## Direction
Pull out every line containing the string "this".

## Input
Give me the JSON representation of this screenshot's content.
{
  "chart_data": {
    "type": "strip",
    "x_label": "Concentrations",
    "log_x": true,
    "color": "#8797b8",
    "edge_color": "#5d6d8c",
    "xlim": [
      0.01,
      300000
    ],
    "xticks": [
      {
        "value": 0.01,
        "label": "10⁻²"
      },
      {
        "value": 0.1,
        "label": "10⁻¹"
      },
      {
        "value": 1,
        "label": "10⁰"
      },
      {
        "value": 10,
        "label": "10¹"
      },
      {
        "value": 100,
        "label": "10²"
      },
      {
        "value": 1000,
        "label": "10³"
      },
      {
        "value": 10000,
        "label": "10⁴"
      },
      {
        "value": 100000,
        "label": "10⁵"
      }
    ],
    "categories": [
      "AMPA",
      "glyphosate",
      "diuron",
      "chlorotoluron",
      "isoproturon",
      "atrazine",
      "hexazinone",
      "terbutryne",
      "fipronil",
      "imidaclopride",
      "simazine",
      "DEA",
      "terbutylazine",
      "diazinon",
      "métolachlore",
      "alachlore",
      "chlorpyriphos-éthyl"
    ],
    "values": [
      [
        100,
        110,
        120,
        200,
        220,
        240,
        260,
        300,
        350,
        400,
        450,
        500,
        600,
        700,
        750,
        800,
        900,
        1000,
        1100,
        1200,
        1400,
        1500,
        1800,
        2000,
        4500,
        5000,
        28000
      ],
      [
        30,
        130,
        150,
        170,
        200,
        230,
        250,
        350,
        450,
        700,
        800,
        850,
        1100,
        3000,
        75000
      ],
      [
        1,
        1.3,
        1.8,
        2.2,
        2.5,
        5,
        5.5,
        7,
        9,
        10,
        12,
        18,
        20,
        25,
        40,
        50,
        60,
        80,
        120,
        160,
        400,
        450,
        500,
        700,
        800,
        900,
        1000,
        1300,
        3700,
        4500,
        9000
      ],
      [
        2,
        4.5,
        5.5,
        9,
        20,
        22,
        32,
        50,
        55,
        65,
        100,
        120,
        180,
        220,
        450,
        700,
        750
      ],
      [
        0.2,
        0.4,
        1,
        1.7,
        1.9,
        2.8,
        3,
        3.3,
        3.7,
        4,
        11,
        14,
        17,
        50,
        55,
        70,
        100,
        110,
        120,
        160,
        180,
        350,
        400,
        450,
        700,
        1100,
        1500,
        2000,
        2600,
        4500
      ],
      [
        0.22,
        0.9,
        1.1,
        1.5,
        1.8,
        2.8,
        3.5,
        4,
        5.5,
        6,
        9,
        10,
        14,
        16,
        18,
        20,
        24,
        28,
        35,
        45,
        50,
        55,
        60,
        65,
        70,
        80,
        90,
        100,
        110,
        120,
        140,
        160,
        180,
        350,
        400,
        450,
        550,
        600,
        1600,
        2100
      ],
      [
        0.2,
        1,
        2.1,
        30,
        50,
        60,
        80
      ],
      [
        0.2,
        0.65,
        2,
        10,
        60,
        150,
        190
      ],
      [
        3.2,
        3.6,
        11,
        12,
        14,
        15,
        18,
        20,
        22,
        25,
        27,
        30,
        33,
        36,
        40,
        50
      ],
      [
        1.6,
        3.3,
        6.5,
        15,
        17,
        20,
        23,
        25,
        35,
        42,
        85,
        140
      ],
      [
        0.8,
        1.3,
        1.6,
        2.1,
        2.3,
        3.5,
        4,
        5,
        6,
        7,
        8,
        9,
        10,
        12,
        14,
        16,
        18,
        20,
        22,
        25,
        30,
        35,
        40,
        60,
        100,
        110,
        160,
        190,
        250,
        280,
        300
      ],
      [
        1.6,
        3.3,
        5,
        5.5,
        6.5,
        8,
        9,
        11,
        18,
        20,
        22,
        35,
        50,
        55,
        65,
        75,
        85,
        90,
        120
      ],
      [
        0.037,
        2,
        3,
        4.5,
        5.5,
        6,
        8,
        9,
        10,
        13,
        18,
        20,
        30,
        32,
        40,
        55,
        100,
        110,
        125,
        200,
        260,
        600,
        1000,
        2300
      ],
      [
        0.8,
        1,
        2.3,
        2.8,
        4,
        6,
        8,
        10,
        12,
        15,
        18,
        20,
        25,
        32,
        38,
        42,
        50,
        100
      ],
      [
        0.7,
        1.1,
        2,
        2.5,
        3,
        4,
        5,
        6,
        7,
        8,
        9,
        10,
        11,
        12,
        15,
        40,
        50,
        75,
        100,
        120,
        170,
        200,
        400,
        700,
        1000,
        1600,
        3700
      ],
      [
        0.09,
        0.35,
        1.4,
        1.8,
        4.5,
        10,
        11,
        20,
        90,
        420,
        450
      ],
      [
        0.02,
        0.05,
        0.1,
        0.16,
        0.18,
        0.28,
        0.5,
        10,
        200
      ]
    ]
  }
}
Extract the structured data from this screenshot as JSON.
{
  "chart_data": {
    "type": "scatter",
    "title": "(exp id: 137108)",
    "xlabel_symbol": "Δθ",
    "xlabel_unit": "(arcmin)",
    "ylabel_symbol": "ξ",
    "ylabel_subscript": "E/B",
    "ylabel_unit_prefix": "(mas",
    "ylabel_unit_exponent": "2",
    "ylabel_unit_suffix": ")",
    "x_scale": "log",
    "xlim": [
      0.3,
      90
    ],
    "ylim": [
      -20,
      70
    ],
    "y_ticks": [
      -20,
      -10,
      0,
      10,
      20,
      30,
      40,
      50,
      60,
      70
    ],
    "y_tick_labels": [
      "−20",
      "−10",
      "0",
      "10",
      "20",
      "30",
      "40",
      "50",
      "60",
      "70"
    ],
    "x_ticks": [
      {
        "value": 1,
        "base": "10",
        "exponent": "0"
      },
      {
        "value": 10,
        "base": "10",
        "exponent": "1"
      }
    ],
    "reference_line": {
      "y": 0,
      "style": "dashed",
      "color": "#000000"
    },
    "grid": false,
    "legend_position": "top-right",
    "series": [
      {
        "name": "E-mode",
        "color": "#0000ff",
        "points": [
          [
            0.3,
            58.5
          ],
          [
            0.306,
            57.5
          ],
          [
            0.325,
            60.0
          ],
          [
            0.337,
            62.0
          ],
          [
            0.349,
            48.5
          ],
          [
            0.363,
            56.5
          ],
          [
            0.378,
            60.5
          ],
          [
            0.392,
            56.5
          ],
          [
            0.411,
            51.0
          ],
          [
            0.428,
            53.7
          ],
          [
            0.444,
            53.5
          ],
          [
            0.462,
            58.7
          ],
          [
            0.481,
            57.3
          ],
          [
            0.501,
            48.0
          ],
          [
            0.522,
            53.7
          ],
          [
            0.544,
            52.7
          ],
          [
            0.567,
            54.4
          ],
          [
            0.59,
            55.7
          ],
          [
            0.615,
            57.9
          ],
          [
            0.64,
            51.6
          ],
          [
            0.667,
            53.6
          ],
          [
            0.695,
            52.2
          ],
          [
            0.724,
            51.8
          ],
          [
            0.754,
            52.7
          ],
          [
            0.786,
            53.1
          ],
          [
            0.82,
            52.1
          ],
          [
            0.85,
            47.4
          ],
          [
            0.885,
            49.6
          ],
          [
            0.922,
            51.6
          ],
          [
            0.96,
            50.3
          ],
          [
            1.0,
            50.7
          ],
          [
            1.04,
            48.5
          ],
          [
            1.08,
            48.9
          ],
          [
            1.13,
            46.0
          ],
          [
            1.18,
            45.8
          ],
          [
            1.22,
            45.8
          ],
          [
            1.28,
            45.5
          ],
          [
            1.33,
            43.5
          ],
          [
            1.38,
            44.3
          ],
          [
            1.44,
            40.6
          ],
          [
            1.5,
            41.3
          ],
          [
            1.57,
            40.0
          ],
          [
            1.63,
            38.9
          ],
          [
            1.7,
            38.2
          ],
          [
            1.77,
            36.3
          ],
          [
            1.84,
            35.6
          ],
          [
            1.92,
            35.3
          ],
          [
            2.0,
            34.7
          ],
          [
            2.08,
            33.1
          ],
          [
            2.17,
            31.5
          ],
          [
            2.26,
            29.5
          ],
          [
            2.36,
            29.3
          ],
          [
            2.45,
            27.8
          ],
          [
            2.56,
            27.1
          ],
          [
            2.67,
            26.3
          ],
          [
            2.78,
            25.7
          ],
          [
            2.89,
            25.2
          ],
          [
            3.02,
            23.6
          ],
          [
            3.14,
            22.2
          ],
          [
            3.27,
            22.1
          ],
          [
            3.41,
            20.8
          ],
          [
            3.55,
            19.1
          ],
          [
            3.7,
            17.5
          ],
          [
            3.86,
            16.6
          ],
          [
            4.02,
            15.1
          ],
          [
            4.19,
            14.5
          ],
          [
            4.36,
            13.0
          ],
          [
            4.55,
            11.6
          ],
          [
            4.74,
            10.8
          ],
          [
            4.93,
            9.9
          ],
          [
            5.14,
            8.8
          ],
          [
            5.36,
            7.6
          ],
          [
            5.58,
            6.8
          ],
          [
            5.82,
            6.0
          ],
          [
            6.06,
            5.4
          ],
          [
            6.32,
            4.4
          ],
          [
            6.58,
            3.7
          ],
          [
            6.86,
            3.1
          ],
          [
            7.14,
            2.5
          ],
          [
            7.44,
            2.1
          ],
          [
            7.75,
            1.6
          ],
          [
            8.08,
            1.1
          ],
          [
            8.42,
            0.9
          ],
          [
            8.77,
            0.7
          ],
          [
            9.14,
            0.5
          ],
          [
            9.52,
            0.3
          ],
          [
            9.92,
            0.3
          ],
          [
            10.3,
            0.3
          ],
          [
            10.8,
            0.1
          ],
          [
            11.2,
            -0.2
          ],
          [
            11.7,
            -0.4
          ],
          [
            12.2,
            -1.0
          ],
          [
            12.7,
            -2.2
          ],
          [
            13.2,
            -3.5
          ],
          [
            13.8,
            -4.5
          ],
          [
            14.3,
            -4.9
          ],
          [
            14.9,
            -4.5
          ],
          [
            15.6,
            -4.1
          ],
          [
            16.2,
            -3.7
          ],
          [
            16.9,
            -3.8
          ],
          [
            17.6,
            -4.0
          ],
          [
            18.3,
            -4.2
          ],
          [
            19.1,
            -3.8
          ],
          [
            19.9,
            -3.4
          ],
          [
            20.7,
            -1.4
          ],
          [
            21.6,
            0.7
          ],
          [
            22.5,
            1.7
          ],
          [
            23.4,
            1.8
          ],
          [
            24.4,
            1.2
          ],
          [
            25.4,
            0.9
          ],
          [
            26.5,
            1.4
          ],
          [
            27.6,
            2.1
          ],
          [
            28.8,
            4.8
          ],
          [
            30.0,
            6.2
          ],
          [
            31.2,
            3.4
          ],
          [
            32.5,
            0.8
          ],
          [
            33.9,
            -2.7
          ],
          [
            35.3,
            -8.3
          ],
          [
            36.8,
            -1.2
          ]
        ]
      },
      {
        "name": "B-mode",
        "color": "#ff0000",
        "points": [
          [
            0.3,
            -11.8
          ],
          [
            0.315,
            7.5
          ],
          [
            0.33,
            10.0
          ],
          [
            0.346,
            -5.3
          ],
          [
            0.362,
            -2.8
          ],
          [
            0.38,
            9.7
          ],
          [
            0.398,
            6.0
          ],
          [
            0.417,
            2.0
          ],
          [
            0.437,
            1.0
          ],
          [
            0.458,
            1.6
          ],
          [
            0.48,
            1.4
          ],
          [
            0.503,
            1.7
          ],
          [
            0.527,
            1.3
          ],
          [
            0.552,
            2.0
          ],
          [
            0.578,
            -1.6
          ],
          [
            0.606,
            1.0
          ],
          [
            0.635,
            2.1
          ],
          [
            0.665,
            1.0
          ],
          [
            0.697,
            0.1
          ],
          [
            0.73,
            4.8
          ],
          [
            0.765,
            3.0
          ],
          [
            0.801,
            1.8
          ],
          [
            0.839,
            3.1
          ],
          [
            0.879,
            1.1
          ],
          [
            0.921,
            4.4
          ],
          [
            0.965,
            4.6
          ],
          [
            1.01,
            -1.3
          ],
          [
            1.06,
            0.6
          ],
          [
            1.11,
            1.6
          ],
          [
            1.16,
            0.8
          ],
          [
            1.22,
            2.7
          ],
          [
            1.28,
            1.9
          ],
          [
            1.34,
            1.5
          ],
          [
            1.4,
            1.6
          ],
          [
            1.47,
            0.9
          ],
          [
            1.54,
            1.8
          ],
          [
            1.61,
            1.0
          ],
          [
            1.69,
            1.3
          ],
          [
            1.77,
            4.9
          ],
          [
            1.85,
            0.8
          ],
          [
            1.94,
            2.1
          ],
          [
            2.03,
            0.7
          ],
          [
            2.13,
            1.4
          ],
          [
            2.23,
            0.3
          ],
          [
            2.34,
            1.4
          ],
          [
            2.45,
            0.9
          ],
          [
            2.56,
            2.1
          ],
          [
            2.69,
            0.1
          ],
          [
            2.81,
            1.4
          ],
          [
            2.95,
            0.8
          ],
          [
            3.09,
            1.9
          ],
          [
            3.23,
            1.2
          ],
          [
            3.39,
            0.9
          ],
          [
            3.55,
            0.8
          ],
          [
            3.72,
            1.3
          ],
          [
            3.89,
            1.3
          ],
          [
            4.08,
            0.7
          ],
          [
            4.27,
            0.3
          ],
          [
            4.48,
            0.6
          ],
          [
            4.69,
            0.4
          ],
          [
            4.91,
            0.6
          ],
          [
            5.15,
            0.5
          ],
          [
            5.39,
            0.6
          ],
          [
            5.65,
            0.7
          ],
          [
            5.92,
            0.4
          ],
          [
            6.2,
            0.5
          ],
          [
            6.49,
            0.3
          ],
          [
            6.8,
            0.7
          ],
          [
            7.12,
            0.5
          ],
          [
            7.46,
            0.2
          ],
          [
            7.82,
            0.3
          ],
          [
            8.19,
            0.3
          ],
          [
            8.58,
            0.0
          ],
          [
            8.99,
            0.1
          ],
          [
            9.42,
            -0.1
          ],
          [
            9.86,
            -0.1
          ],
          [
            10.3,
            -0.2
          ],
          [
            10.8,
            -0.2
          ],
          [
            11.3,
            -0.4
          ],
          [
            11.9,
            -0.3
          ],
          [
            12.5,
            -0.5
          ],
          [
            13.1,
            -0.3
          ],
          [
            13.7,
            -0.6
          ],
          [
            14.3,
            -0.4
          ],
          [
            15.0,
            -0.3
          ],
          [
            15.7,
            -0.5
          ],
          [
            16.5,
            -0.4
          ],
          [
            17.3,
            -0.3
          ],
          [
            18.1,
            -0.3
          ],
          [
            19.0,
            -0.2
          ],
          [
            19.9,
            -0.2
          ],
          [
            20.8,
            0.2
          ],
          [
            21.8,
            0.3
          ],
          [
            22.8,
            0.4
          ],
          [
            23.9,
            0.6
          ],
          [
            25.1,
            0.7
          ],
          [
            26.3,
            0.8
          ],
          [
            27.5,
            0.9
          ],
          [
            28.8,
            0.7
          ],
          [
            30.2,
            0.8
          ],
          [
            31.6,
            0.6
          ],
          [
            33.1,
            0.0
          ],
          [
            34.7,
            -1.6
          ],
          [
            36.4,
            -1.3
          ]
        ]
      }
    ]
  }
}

## Task output
Give me the JSON representation of this screenshot's content.
Extract the structured data from this screenshot as JSON.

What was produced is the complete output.